A run of records
- - -
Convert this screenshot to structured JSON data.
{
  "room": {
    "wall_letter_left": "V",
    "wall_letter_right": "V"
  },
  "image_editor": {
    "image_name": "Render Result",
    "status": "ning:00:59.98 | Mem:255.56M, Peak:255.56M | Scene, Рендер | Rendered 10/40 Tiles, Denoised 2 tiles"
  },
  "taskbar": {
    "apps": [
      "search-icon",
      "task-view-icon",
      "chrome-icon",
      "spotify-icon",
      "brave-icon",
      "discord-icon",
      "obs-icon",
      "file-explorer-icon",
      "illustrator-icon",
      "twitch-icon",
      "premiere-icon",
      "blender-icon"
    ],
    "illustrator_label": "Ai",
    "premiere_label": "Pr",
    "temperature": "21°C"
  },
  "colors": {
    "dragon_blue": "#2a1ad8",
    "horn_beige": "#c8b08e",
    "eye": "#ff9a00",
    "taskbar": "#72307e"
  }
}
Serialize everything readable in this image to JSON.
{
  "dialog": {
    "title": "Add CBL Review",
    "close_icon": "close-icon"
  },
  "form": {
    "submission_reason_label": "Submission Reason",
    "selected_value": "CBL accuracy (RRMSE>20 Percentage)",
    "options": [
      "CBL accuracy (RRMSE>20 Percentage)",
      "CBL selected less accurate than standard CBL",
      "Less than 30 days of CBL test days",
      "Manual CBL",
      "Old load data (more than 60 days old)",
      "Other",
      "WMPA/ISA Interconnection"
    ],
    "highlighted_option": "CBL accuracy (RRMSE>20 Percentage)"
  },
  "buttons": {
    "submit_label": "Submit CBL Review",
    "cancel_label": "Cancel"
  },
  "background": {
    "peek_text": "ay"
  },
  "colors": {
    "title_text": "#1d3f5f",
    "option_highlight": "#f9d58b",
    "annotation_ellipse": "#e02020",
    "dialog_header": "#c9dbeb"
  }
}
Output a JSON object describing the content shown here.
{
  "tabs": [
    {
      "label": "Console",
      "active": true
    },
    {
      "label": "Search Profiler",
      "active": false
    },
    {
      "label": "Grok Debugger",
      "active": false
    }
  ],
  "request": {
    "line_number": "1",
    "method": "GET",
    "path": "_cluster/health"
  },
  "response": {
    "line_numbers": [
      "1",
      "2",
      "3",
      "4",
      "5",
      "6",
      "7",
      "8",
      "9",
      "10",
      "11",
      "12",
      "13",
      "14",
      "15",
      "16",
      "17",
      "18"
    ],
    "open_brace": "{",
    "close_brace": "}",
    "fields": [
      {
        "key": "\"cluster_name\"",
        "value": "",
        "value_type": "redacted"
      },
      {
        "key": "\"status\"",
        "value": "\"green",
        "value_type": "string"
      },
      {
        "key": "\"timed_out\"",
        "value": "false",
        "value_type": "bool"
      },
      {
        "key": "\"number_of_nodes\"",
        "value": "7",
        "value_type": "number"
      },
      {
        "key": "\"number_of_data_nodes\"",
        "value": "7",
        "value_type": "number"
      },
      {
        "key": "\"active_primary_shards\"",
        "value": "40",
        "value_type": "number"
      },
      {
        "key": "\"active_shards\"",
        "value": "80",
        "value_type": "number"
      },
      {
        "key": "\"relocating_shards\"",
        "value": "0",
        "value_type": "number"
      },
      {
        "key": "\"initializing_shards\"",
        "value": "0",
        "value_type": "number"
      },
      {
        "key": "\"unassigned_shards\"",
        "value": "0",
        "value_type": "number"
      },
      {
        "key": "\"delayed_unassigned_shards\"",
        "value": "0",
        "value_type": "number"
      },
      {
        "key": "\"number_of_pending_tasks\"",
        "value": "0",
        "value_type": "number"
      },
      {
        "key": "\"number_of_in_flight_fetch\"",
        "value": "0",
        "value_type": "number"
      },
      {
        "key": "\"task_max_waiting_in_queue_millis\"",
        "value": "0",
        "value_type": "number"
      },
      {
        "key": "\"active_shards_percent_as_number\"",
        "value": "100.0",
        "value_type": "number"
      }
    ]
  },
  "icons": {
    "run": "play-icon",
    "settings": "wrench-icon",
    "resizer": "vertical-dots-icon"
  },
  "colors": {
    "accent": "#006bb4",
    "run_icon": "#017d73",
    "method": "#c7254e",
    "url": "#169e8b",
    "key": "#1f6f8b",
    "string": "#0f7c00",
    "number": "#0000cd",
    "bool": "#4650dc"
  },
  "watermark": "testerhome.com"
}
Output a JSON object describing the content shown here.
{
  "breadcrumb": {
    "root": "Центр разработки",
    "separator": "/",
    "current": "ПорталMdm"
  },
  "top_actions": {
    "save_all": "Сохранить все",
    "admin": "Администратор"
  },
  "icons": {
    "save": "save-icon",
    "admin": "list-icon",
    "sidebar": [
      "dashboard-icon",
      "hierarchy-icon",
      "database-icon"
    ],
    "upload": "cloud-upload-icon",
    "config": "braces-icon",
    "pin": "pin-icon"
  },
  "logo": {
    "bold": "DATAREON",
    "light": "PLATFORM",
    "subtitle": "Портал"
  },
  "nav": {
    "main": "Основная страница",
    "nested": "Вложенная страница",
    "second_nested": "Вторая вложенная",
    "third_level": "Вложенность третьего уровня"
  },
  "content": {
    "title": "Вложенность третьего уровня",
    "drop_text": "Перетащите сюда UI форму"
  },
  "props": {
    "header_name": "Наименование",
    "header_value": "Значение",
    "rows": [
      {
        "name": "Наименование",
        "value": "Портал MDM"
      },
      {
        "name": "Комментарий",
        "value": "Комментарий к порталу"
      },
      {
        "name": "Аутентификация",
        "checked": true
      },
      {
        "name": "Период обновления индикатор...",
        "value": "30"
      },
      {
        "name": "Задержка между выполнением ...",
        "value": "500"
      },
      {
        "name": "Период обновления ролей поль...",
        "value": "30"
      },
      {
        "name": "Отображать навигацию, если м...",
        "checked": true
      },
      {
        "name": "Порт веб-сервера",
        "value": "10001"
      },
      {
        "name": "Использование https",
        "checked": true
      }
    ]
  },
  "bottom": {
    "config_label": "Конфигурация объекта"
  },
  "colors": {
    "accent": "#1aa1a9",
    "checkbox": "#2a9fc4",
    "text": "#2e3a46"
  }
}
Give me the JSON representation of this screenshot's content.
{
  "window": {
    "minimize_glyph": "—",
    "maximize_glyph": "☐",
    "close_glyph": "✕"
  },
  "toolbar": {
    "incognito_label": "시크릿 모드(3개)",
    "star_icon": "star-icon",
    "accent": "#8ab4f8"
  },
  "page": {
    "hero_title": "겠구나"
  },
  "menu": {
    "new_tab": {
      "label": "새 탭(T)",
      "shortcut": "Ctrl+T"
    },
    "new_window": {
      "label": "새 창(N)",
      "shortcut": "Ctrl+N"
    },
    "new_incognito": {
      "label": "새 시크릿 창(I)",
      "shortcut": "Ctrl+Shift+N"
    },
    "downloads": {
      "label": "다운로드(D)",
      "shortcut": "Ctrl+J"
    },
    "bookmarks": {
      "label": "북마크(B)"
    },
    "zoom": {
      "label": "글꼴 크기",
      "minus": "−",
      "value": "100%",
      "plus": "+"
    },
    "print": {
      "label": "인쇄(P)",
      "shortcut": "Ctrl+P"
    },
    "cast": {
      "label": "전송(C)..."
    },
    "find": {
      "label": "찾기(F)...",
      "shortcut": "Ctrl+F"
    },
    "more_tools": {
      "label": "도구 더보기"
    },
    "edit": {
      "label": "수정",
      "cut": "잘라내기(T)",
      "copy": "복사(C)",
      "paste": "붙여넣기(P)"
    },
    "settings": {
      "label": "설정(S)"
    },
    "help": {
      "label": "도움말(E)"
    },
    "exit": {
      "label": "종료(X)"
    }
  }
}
- - -
TO BE DONE
Restate the whole of the material exactly.

RESPONSE TO THIS TASK
Convert this screenshot to structured JSON data.
{
  "room": {
    "wall_letter_left": "V",
    "wall_letter_right": "V"
  },
  "image_editor": {
    "image_name": "Render Result",
    "status": "ning:00:59.98 | Mem:255.56M, Peak:255.56M | Scene, Рендер | Rendered 10/40 Tiles, Denoised 2 tiles"
  },
  "taskbar": {
    "apps": [
      "search-icon",
      "task-view-icon",
      "chrome-icon",
      "spotify-icon",
      "brave-icon",
      "discord-icon",
      "obs-icon",
      "file-explorer-icon",
      "illustrator-icon",
      "twitch-icon",
      "premiere-icon",
      "blender-icon"
    ],
    "illustrator_label": "Ai",
    "premiere_label": "Pr",
    "temperature": "21°C"
  },
  "colors": {
    "dragon_blue": "#2a1ad8",
    "horn_beige": "#c8b08e",
    "eye": "#ff9a00",
    "taskbar": "#72307e"
  }
}
Serialize everything readable in this image to JSON.
{
  "dialog": {
    "title": "Add CBL Review",
    "close_icon": "close-icon"
  },
  "form": {
    "submission_reason_label": "Submission Reason",
    "selected_value": "CBL accuracy (RRMSE>20 Percentage)",
    "options": [
      "CBL accuracy (RRMSE>20 Percentage)",
      "CBL selected less accurate than standard CBL",
      "Less than 30 days of CBL test days",
      "Manual CBL",
      "Old load data (more than 60 days old)",
      "Other",
      "WMPA/ISA Interconnection"
    ],
    "highlighted_option": "CBL accuracy (RRMSE>20 Percentage)"
  },
  "buttons": {
    "submit_label": "Submit CBL Review",
    "cancel_label": "Cancel"
  },
  "background": {
    "peek_text": "ay"
  },
  "colors": {
    "title_text": "#1d3f5f",
    "option_highlight": "#f9d58b",
    "annotation_ellipse": "#e02020",
    "dialog_header": "#c9dbeb"
  }
}
Output a JSON object describing the content shown here.
{
  "tabs": [
    {
      "label": "Console",
      "active": true
    },
    {
      "label": "Search Profiler",
      "active": false
    },
    {
      "label": "Grok Debugger",
      "active": false
    }
  ],
  "request": {
    "line_number": "1",
    "method": "GET",
    "path": "_cluster/health"
  },
  "response": {
    "line_numbers": [
      "1",
      "2",
      "3",
      "4",
      "5",
      "6",
      "7",
      "8",
      "9",
      "10",
      "11",
      "12",
      "13",
      "14",
      "15",
      "16",
      "17",
      "18"
    ],
    "open_brace": "{",
    "close_brace": "}",
    "fields": [
      {
        "key": "\"cluster_name\"",
        "value": "",
        "value_type": "redacted"
      },
      {
        "key": "\"status\"",
        "value": "\"green",
        "value_type": "string"
      },
      {
        "key": "\"timed_out\"",
        "value": "false",
        "value_type": "bool"
      },
      {
        "key": "\"number_of_nodes\"",
        "value": "7",
        "value_type": "number"
      },
      {
        "key": "\"number_of_data_nodes\"",
        "value": "7",
        "value_type": "number"
      },
      {
        "key": "\"active_primary_shards\"",
        "value": "40",
        "value_type": "number"
      },
      {
        "key": "\"active_shards\"",
        "value": "80",
        "value_type": "number"
      },
      {
        "key": "\"relocating_shards\"",
        "value": "0",
        "value_type": "number"
      },
      {
        "key": "\"initializing_shards\"",
        "value": "0",
        "value_type": "number"
      },
      {
        "key": "\"unassigned_shards\"",
        "value": "0",
        "value_type": "number"
      },
      {
        "key": "\"delayed_unassigned_shards\"",
        "value": "0",
        "value_type": "number"
      },
      {
        "key": "\"number_of_pending_tasks\"",
        "value": "0",
        "value_type": "number"
      },
      {
        "key": "\"number_of_in_flight_fetch\"",
        "value": "0",
        "value_type": "number"
      },
      {
        "key": "\"task_max_waiting_in_queue_millis\"",
        "value": "0",
        "value_type": "number"
      },
      {
        "key": "\"active_shards_percent_as_number\"",
        "value": "100.0",
        "value_type": "number"
      }
    ]
  },
  "icons": {
    "run": "play-icon",
    "settings": "wrench-icon",
    "resizer": "vertical-dots-icon"
  },
  "colors": {
    "accent": "#006bb4",
    "run_icon": "#017d73",
    "method": "#c7254e",
    "url": "#169e8b",
    "key": "#1f6f8b",
    "string": "#0f7c00",
    "number": "#0000cd",
    "bool": "#4650dc"
  },
  "watermark": "testerhome.com"
}
Output a JSON object describing the content shown here.
{
  "breadcrumb": {
    "root": "Центр разработки",
    "separator": "/",
    "current": "ПорталMdm"
  },
  "top_actions": {
    "save_all": "Сохранить все",
    "admin": "Администратор"
  },
  "icons": {
    "save": "save-icon",
    "admin": "list-icon",
    "sidebar": [
      "dashboard-icon",
      "hierarchy-icon",
      "database-icon"
    ],
    "upload": "cloud-upload-icon",
    "config": "braces-icon",
    "pin": "pin-icon"
  },
  "logo": {
    "bold": "DATAREON",
    "light": "PLATFORM",
    "subtitle": "Портал"
  },
  "nav": {
    "main": "Основная страница",
    "nested": "Вложенная страница",
    "second_nested": "Вторая вложенная",
    "third_level": "Вложенность третьего уровня"
  },
  "content": {
    "title": "Вложенность третьего уровня",
    "drop_text": "Перетащите сюда UI форму"
  },
  "props": {
    "header_name": "Наименование",
    "header_value": "Значение",
    "rows": [
      {
        "name": "Наименование",
        "value": "Портал MDM"
      },
      {
        "name": "Комментарий",
        "value": "Комментарий к порталу"
      },
      {
        "name": "Аутентификация",
        "checked": true
      },
      {
        "name": "Период обновления индикатор...",
        "value": "30"
      },
      {
        "name": "Задержка между выполнением ...",
        "value": "500"
      },
      {
        "name": "Период обновления ролей поль...",
        "value": "30"
      },
      {
        "name": "Отображать навигацию, если м...",
        "checked": true
      },
      {
        "name": "Порт веб-сервера",
        "value": "10001"
      },
      {
        "name": "Использование https",
        "checked": true
      }
    ]
  },
  "bottom": {
    "config_label": "Конфигурация объекта"
  },
  "colors": {
    "accent": "#1aa1a9",
    "checkbox": "#2a9fc4",
    "text": "#2e3a46"
  }
}
Give me the JSON representation of this screenshot's content.
{
  "window": {
    "minimize_glyph": "—",
    "maximize_glyph": "☐",
    "close_glyph": "✕"
  },
  "toolbar": {
    "incognito_label": "시크릿 모드(3개)",
    "star_icon": "star-icon",
    "accent": "#8ab4f8"
  },
  "page": {
    "hero_title": "겠구나"
  },
  "menu": {
    "new_tab": {
      "label": "새 탭(T)",
      "shortcut": "Ctrl+T"
    },
    "new_window": {
      "label": "새 창(N)",
      "shortcut": "Ctrl+N"
    },
    "new_incognito": {
      "label": "새 시크릿 창(I)",
      "shortcut": "Ctrl+Shift+N"
    },
    "downloads": {
      "label": "다운로드(D)",
      "shortcut": "Ctrl+J"
    },
    "bookmarks": {
      "label": "북마크(B)"
    },
    "zoom": {
      "label": "글꼴 크기",
      "minus": "−",
      "value": "100%",
      "plus": "+"
    },
    "print": {
      "label": "인쇄(P)",
      "shortcut": "Ctrl+P"
    },
    "cast": {
      "label": "전송(C)..."
    },
    "find": {
      "label": "찾기(F)...",
      "shortcut": "Ctrl+F"
    },
    "more_tools": {
      "label": "도구 더보기"
    },
    "edit": {
      "label": "수정",
      "cut": "잘라내기(T)",
      "copy": "복사(C)",
      "paste": "붙여넣기(P)"
    },
    "settings": {
      "label": "설정(S)"
    },
    "help": {
      "label": "도움말(E)"
    },
    "exit": {
      "label": "종료(X)"
    }
  }
}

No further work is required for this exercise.